THE PROBLEM. Count each line below that has "SPIN" anywhere in it. Answer with the total alone.

SOURCE DATA.

....

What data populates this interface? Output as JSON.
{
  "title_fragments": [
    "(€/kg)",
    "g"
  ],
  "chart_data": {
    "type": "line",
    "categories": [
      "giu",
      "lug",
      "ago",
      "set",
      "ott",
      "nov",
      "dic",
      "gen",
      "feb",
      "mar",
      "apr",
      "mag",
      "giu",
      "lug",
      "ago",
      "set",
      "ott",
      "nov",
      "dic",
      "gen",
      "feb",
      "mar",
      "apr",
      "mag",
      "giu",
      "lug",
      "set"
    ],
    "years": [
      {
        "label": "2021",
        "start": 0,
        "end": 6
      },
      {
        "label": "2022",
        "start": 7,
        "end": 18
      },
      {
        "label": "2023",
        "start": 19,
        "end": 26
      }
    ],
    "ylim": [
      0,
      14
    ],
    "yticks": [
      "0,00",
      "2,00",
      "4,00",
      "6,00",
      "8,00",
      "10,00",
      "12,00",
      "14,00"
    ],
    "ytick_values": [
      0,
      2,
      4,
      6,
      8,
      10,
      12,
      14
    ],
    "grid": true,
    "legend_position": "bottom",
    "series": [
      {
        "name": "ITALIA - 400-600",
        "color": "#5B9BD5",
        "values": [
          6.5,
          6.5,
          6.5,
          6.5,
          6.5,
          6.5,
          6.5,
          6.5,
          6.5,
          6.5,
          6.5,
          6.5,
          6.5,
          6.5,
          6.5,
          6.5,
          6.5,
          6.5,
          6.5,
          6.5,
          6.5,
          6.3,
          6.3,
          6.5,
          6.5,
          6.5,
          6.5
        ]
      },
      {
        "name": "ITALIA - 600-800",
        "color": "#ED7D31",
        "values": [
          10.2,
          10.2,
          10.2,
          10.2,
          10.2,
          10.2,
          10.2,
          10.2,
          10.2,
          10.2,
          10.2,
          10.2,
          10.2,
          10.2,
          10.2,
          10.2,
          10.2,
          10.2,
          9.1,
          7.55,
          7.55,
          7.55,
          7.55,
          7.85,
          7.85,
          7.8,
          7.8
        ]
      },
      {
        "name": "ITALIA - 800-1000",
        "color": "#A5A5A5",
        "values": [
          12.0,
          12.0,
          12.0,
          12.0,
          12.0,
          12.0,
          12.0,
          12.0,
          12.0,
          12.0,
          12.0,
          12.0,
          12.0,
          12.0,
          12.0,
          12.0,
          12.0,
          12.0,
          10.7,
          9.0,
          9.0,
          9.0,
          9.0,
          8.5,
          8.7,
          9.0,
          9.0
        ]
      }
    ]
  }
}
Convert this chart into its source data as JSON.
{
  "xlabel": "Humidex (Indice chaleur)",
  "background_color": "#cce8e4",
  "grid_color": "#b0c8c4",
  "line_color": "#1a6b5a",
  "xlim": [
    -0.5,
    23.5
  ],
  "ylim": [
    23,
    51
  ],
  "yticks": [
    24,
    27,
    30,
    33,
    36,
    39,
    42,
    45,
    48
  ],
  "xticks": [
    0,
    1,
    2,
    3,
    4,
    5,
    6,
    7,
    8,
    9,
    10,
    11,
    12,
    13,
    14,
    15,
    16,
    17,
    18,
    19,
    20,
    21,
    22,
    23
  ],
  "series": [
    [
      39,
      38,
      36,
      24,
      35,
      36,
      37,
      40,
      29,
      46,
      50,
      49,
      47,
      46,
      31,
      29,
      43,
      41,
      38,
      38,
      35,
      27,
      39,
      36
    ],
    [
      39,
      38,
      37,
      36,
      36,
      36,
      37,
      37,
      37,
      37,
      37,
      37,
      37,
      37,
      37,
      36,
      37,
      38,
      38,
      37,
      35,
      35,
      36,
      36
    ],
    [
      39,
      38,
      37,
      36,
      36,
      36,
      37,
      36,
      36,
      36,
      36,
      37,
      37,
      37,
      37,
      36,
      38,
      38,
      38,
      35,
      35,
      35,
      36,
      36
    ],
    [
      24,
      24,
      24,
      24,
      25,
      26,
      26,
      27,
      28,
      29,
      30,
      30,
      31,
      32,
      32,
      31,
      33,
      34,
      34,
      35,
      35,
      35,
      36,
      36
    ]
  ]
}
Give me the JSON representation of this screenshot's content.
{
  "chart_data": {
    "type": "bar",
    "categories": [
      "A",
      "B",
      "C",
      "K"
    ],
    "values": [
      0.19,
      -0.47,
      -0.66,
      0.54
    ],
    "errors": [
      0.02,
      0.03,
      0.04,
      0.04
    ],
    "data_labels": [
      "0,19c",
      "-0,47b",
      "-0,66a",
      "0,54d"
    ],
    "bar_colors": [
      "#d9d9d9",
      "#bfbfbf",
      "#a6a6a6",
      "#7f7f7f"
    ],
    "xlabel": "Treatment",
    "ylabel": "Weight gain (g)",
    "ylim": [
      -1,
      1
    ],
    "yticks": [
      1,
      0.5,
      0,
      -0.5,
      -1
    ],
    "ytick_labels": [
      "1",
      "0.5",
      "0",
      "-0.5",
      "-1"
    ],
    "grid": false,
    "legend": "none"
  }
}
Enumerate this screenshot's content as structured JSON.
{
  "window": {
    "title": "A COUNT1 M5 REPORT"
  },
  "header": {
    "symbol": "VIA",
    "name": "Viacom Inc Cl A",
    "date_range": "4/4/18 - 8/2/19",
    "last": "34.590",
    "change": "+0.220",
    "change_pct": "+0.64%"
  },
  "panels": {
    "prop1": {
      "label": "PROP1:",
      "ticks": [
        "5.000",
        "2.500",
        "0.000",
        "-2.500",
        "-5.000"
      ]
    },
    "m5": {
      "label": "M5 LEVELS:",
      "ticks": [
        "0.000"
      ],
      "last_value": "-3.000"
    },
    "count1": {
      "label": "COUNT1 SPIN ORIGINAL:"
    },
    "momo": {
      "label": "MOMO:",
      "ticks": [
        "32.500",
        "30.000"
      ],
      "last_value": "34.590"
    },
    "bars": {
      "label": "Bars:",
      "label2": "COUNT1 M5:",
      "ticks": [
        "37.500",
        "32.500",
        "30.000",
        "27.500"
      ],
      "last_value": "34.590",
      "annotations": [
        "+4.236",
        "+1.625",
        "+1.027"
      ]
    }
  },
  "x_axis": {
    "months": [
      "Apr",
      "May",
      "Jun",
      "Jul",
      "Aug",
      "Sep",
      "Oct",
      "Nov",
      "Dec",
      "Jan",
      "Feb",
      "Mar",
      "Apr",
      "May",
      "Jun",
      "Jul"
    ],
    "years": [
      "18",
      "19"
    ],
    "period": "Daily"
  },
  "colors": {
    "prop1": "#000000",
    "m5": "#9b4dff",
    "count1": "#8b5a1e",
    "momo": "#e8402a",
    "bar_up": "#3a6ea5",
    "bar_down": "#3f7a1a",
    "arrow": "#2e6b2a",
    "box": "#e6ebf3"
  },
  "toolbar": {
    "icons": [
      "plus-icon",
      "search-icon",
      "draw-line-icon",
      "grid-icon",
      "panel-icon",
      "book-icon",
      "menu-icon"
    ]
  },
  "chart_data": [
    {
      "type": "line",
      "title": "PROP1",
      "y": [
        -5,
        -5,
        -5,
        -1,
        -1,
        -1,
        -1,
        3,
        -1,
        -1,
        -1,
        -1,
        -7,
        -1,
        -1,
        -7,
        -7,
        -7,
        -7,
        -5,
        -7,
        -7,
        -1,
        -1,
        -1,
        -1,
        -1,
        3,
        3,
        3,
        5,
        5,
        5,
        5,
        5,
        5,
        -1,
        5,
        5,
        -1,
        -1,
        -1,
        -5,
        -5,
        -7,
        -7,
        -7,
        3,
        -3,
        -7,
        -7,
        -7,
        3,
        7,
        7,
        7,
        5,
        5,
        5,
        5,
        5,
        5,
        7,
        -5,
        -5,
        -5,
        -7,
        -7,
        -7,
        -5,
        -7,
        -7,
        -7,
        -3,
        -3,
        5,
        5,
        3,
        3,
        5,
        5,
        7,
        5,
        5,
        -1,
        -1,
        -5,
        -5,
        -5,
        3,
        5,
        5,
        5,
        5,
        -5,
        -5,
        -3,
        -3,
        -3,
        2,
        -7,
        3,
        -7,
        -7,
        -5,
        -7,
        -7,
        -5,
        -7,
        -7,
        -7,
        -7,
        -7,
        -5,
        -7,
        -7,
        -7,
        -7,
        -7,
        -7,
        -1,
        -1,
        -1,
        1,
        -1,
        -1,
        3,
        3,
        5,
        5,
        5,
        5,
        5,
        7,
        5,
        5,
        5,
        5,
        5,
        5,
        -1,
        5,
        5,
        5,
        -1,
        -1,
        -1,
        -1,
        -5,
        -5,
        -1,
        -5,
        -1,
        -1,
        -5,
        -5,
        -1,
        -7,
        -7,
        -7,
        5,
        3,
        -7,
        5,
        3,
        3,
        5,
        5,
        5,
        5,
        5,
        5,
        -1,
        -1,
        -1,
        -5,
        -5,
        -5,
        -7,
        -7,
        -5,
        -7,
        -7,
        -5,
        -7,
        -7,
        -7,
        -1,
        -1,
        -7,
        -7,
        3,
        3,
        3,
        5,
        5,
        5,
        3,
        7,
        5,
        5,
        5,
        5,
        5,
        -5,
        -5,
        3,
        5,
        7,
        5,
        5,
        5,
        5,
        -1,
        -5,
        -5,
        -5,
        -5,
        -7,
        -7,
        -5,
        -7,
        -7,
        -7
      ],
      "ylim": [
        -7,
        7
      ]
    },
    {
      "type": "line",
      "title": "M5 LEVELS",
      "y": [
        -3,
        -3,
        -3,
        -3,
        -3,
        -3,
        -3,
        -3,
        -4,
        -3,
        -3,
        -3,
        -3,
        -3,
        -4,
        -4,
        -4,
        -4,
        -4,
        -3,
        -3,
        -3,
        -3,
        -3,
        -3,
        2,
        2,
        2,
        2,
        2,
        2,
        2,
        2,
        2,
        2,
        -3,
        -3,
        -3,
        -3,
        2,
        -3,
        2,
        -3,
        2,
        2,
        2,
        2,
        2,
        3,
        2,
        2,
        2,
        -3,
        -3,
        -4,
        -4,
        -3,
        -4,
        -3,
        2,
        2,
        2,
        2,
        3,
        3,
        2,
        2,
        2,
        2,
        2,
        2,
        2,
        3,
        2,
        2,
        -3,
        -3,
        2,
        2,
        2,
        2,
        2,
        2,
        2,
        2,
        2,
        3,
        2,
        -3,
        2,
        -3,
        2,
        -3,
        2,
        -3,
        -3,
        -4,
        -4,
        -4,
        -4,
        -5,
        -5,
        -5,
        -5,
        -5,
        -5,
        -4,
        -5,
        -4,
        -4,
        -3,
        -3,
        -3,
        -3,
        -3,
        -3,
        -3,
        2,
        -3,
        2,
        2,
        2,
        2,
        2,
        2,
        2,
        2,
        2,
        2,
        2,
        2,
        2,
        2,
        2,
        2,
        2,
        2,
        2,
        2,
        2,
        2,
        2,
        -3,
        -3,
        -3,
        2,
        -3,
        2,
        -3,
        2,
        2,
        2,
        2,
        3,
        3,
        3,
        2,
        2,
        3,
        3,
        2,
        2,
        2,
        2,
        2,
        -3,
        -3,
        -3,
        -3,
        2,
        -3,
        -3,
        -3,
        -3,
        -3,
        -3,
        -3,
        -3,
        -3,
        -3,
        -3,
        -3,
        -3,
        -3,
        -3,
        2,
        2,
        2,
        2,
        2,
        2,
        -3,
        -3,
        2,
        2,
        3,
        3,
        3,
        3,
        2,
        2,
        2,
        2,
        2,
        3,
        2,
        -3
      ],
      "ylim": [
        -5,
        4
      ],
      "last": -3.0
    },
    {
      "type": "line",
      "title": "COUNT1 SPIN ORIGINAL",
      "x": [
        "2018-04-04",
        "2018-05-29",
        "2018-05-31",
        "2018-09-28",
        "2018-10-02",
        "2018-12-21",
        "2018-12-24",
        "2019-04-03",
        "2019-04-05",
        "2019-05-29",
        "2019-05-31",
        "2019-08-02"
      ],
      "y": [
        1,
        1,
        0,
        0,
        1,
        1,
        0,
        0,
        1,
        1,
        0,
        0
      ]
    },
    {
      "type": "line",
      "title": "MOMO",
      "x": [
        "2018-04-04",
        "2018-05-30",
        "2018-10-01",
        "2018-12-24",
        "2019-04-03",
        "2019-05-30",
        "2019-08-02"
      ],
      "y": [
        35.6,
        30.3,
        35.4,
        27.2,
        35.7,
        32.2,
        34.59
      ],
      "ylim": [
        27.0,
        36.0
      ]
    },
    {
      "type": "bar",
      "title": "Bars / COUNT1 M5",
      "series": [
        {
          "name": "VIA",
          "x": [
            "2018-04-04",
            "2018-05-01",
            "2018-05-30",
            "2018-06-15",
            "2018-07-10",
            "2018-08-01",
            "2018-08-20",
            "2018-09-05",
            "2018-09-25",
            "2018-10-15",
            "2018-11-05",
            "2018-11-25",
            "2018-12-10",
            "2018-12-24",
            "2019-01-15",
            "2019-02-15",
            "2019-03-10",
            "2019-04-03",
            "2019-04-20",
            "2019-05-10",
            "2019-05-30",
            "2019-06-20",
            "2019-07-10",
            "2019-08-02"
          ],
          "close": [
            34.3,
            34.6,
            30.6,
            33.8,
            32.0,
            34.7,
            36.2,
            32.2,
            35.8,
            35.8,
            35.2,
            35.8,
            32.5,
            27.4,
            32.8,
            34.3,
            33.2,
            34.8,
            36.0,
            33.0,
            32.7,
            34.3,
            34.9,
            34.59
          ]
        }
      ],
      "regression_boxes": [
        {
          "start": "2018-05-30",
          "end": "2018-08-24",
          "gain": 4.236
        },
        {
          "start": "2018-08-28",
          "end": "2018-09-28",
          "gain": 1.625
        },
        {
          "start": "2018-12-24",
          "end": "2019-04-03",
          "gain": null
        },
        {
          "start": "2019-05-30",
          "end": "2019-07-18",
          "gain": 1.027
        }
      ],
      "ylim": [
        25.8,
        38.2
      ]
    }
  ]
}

....

TASK ANSWER. 2